Retype all of the data. Every line must match exactly.

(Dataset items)
------------------------------------------------

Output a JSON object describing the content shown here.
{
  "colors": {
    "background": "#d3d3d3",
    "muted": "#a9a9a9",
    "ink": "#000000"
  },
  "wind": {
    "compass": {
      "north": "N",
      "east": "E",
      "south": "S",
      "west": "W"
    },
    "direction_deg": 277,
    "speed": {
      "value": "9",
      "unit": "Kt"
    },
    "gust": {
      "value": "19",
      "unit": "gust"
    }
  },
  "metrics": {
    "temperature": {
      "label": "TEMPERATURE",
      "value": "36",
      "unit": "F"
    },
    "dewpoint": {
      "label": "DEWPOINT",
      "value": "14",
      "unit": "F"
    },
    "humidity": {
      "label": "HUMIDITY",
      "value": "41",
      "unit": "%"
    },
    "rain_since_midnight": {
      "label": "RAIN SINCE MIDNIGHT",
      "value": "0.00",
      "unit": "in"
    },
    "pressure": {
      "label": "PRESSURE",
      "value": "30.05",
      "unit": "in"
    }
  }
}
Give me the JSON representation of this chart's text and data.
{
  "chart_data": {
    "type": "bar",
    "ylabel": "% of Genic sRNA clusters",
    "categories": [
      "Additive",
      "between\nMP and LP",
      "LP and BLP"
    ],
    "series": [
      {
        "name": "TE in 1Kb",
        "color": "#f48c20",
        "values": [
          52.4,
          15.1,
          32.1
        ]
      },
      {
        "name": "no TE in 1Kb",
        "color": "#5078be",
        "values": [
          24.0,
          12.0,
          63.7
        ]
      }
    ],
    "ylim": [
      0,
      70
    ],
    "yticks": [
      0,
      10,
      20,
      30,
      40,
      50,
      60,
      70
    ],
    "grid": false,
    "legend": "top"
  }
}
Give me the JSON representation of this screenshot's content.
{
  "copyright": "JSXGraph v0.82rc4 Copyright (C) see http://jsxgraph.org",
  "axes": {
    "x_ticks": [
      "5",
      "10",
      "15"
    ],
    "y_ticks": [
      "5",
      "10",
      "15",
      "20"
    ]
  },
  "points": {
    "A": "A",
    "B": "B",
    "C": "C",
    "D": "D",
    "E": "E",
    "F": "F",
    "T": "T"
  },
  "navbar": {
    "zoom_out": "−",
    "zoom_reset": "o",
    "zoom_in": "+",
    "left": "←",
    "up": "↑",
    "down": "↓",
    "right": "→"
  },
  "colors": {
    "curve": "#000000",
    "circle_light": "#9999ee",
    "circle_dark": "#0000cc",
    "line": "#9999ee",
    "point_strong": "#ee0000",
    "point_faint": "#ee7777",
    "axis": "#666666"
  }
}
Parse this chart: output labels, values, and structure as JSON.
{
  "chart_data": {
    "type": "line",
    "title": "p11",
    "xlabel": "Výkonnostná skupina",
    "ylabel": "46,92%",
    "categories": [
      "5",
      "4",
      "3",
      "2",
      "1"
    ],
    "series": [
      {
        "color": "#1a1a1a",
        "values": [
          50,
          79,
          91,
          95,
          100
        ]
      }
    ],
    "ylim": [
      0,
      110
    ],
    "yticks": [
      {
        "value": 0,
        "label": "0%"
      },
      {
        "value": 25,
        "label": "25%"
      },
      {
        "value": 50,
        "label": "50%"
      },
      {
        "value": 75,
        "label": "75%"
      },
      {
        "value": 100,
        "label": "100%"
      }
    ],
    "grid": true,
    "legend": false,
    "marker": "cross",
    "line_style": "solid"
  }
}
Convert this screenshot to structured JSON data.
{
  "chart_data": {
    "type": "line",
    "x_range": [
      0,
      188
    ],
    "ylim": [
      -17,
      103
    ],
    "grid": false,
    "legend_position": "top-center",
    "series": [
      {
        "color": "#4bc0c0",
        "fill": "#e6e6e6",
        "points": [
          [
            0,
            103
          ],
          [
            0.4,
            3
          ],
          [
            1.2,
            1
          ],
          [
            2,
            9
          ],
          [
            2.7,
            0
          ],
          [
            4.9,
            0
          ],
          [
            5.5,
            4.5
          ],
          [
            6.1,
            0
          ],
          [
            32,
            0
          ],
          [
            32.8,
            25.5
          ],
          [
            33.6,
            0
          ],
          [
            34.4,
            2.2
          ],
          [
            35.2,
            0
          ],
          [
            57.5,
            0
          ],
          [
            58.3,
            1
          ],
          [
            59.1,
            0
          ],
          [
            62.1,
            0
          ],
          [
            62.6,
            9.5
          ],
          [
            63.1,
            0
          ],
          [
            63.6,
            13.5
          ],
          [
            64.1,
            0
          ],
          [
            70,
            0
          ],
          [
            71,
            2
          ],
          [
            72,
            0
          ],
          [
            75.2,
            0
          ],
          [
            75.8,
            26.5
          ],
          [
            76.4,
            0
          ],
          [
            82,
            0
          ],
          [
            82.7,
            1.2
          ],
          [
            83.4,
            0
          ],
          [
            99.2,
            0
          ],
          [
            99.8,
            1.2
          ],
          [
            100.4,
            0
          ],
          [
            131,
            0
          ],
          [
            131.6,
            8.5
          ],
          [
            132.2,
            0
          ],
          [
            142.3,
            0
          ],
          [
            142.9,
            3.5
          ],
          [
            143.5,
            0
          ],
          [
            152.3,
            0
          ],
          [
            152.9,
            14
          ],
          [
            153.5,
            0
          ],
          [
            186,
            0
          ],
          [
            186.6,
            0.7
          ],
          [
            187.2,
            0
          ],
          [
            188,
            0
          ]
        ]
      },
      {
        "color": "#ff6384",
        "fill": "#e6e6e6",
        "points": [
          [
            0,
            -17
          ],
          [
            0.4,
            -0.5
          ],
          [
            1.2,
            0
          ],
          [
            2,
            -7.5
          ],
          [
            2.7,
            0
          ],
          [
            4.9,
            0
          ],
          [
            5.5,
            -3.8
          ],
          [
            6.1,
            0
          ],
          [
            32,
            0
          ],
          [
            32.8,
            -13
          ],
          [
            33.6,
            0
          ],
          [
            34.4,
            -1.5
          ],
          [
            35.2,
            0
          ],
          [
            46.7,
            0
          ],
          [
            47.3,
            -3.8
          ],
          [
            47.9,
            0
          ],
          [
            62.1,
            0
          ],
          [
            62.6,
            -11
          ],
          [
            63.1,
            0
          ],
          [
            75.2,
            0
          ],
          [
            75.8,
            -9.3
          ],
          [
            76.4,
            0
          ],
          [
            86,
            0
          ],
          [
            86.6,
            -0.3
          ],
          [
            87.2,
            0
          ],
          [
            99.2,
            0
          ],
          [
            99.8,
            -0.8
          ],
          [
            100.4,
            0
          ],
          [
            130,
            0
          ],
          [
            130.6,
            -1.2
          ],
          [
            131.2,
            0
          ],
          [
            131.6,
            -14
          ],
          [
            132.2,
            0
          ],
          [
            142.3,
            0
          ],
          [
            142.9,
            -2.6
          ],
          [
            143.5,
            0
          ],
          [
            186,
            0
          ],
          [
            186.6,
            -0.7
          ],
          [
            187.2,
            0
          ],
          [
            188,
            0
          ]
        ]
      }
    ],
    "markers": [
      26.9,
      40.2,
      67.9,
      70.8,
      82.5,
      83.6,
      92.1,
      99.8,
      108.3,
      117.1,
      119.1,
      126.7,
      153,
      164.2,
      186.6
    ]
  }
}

------------------------------------------------

Response to this task |
Output a JSON object describing the content shown here.
{
  "colors": {
    "background": "#d3d3d3",
    "muted": "#a9a9a9",
    "ink": "#000000"
  },
  "wind": {
    "compass": {
      "north": "N",
      "east": "E",
      "south": "S",
      "west": "W"
    },
    "direction_deg": 277,
    "speed": {
      "value": "9",
      "unit": "Kt"
    },
    "gust": {
      "value": "19",
      "unit": "gust"
    }
  },
  "metrics": {
    "temperature": {
      "label": "TEMPERATURE",
      "value": "36",
      "unit": "F"
    },
    "dewpoint": {
      "label": "DEWPOINT",
      "value": "14",
      "unit": "F"
    },
    "humidity": {
      "label": "HUMIDITY",
      "value": "41",
      "unit": "%"
    },
    "rain_since_midnight": {
      "label": "RAIN SINCE MIDNIGHT",
      "value": "0.00",
      "unit": "in"
    },
    "pressure": {
      "label": "PRESSURE",
      "value": "30.05",
      "unit": "in"
    }
  }
}
Give me the JSON representation of this chart's text and data.
{
  "chart_data": {
    "type": "bar",
    "ylabel": "% of Genic sRNA clusters",
    "categories": [
      "Additive",
      "between\nMP and LP",
      "LP and BLP"
    ],
    "series": [
      {
        "name": "TE in 1Kb",
        "color": "#f48c20",
        "values": [
          52.4,
          15.1,
          32.1
        ]
      },
      {
        "name": "no TE in 1Kb",
        "color": "#5078be",
        "values": [
          24.0,
          12.0,
          63.7
        ]
      }
    ],
    "ylim": [
      0,
      70
    ],
    "yticks": [
      0,
      10,
      20,
      30,
      40,
      50,
      60,
      70
    ],
    "grid": false,
    "legend": "top"
  }
}
Give me the JSON representation of this screenshot's content.
{
  "copyright": "JSXGraph v0.82rc4 Copyright (C) see http://jsxgraph.org",
  "axes": {
    "x_ticks": [
      "5",
      "10",
      "15"
    ],
    "y_ticks": [
      "5",
      "10",
      "15",
      "20"
    ]
  },
  "points": {
    "A": "A",
    "B": "B",
    "C": "C",
    "D": "D",
    "E": "E",
    "F": "F",
    "T": "T"
  },
  "navbar": {
    "zoom_out": "−",
    "zoom_reset": "o",
    "zoom_in": "+",
    "left": "←",
    "up": "↑",
    "down": "↓",
    "right": "→"
  },
  "colors": {
    "curve": "#000000",
    "circle_light": "#9999ee",
    "circle_dark": "#0000cc",
    "line": "#9999ee",
    "point_strong": "#ee0000",
    "point_faint": "#ee7777",
    "axis": "#666666"
  }
}
Parse this chart: output labels, values, and structure as JSON.
{
  "chart_data": {
    "type": "line",
    "title": "p11",
    "xlabel": "Výkonnostná skupina",
    "ylabel": "46,92%",
    "categories": [
      "5",
      "4",
      "3",
      "2",
      "1"
    ],
    "series": [
      {
        "color": "#1a1a1a",
        "values": [
          50,
          79,
          91,
          95,
          100
        ]
      }
    ],
    "ylim": [
      0,
      110
    ],
    "yticks": [
      {
        "value": 0,
        "label": "0%"
      },
      {
        "value": 25,
        "label": "25%"
      },
      {
        "value": 50,
        "label": "50%"
      },
      {
        "value": 75,
        "label": "75%"
      },
      {
        "value": 100,
        "label": "100%"
      }
    ],
    "grid": true,
    "legend": false,
    "marker": "cross",
    "line_style": "solid"
  }
}
Convert this screenshot to structured JSON data.
{
  "chart_data": {
    "type": "line",
    "x_range": [
      0,
      188
    ],
    "ylim": [
      -17,
      103
    ],
    "grid": false,
    "legend_position": "top-center",
    "series": [
      {
        "color": "#4bc0c0",
        "fill": "#e6e6e6",
        "points": [
          [
            0,
            103
          ],
          [
            0.4,
            3
          ],
          [
            1.2,
            1
          ],
          [
            2,
            9
          ],
          [
            2.7,
            0
          ],
          [
            4.9,
            0
          ],
          [
            5.5,
            4.5
          ],
          [
            6.1,
            0
          ],
          [
            32,
            0
          ],
          [
            32.8,
            25.5
          ],
          [
            33.6,
            0
          ],
          [
            34.4,
            2.2
          ],
          [
            35.2,
            0
          ],
          [
            57.5,
            0
          ],
          [
            58.3,
            1
          ],
          [
            59.1,
            0
          ],
          [
            62.1,
            0
          ],
          [
            62.6,
            9.5
          ],
          [
            63.1,
            0
          ],
          [
            63.6,
            13.5
          ],
          [
            64.1,
            0
          ],
          [
            70,
            0
          ],
          [
            71,
            2
          ],
          [
            72,
            0
          ],
          [
            75.2,
            0
          ],
          [
            75.8,
            26.5
          ],
          [
            76.4,
            0
          ],
          [
            82,
            0
          ],
          [
            82.7,
            1.2
          ],
          [
            83.4,
            0
          ],
          [
            99.2,
            0
          ],
          [
            99.8,
            1.2
          ],
          [
            100.4,
            0
          ],
          [
            131,
            0
          ],
          [
            131.6,
            8.5
          ],
          [
            132.2,
            0
          ],
          [
            142.3,
            0
          ],
          [
            142.9,
            3.5
          ],
          [
            143.5,
            0
          ],
          [
            152.3,
            0
          ],
          [
            152.9,
            14
          ],
          [
            153.5,
            0
          ],
          [
            186,
            0
          ],
          [
            186.6,
            0.7
          ],
          [
            187.2,
            0
          ],
          [
            188,
            0
          ]
        ]
      },
      {
        "color": "#ff6384",
        "fill": "#e6e6e6",
        "points": [
          [
            0,
            -17
          ],
          [
            0.4,
            -0.5
          ],
          [
            1.2,
            0
          ],
          [
            2,
            -7.5
          ],
          [
            2.7,
            0
          ],
          [
            4.9,
            0
          ],
          [
            5.5,
            -3.8
          ],
          [
            6.1,
            0
          ],
          [
            32,
            0
          ],
          [
            32.8,
            -13
          ],
          [
            33.6,
            0
          ],
          [
            34.4,
            -1.5
          ],
          [
            35.2,
            0
          ],
          [
            46.7,
            0
          ],
          [
            47.3,
            -3.8
          ],
          [
            47.9,
            0
          ],
          [
            62.1,
            0
          ],
          [
            62.6,
            -11
          ],
          [
            63.1,
            0
          ],
          [
            75.2,
            0
          ],
          [
            75.8,
            -9.3
          ],
          [
            76.4,
            0
          ],
          [
            86,
            0
          ],
          [
            86.6,
            -0.3
          ],
          [
            87.2,
            0
          ],
          [
            99.2,
            0
          ],
          [
            99.8,
            -0.8
          ],
          [
            100.4,
            0
          ],
          [
            130,
            0
          ],
          [
            130.6,
            -1.2
          ],
          [
            131.2,
            0
          ],
          [
            131.6,
            -14
          ],
          [
            132.2,
            0
          ],
          [
            142.3,
            0
          ],
          [
            142.9,
            -2.6
          ],
          [
            143.5,
            0
          ],
          [
            186,
            0
          ],
          [
            186.6,
            -0.7
          ],
          [
            187.2,
            0
          ],
          [
            188,
            0
          ]
        ]
      }
    ],
    "markers": [
      26.9,
      40.2,
      67.9,
      70.8,
      82.5,
      83.6,
      92.1,
      99.8,
      108.3,
      117.1,
      119.1,
      126.7,
      153,
      164.2,
      186.6
    ]
  }
}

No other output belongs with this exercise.